Work to do: Gather every line in the records below that contains the word "this".

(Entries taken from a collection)
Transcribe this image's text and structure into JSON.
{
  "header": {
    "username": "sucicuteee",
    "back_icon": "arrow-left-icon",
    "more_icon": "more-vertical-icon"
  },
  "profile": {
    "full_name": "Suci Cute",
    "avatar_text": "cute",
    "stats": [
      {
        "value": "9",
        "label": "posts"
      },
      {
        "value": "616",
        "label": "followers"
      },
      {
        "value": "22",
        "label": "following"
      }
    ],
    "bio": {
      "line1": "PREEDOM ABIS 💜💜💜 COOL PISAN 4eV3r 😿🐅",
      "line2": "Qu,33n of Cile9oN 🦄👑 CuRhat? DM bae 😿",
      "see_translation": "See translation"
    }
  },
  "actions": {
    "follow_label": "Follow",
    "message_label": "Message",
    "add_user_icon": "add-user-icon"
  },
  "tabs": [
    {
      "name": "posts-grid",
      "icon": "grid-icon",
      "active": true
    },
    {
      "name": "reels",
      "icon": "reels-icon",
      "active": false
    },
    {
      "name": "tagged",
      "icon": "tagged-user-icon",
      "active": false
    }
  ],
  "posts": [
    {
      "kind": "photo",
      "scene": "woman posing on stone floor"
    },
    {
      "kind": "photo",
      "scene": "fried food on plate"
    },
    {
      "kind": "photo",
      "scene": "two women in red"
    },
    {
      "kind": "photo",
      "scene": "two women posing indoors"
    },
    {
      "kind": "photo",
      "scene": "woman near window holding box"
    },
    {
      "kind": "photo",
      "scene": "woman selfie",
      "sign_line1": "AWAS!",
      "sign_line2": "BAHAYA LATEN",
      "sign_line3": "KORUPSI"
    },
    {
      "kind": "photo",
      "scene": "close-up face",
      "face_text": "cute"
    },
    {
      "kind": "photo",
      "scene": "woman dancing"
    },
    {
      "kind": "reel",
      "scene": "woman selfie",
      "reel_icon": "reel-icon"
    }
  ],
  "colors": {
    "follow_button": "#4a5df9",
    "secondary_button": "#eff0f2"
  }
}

--

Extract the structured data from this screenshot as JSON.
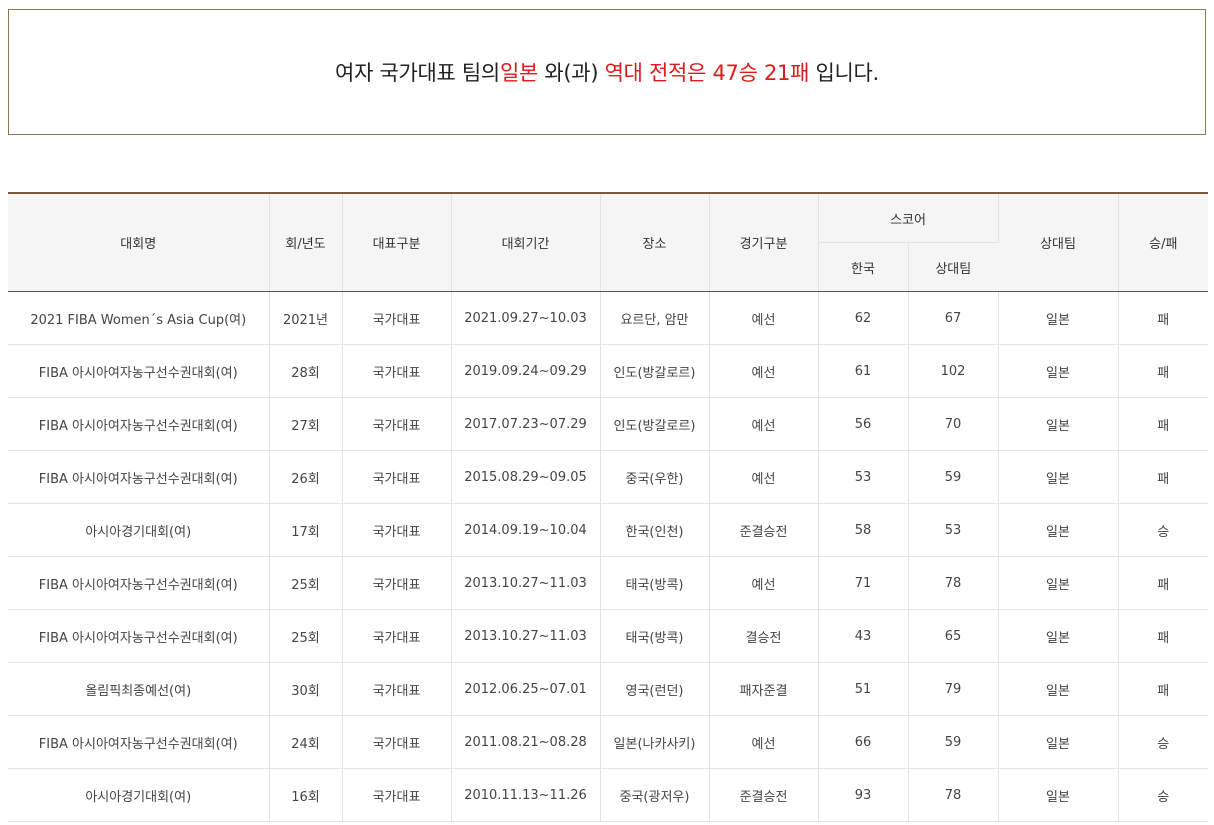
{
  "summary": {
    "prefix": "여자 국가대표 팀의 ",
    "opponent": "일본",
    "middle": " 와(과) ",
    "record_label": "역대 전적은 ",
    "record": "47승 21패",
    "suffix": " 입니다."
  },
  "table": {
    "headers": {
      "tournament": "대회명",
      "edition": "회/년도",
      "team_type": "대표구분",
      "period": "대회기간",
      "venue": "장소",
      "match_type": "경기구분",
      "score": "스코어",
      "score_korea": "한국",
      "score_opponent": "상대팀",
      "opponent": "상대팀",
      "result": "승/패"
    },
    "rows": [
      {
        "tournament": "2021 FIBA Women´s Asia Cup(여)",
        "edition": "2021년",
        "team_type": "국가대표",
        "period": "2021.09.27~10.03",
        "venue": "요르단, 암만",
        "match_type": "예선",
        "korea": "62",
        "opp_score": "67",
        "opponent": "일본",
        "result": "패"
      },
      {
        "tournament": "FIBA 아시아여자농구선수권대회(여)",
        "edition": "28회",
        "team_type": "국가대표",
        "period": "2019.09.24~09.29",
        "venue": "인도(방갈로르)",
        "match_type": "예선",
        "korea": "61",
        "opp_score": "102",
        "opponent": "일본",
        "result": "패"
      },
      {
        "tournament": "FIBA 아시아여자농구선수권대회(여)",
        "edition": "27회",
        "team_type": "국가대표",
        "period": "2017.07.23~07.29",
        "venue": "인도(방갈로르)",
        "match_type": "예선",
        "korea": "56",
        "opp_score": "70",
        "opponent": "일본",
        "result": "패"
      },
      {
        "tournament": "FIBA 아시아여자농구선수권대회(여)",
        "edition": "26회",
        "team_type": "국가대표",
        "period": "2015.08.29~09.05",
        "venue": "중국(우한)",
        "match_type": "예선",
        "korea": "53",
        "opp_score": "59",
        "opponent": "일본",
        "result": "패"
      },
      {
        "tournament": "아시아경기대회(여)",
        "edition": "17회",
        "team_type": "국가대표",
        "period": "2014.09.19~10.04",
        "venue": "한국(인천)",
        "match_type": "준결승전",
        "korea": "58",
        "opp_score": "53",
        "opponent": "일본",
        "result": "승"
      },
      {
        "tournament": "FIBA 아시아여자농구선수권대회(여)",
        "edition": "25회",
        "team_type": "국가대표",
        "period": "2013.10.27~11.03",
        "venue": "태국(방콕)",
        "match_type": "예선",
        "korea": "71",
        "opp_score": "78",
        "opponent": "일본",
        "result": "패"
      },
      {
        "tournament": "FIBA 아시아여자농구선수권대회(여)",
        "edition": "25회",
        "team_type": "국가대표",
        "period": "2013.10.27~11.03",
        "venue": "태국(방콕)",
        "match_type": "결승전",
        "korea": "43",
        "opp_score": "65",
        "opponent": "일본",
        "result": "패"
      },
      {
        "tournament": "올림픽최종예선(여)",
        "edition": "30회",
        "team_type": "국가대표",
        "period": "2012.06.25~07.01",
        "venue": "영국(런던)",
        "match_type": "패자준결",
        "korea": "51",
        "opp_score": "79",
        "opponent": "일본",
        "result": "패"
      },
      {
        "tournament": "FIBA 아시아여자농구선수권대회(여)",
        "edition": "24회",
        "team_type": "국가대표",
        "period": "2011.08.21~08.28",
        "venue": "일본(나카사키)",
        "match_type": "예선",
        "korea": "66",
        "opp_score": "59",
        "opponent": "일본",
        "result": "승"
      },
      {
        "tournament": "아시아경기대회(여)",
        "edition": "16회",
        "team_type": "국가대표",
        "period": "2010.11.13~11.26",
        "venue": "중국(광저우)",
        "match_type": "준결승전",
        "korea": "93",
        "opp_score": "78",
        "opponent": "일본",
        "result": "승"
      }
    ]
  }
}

Correct output:
Transcribe this image's text and structure into JSON.
Extract the structured data from this screenshot as JSON.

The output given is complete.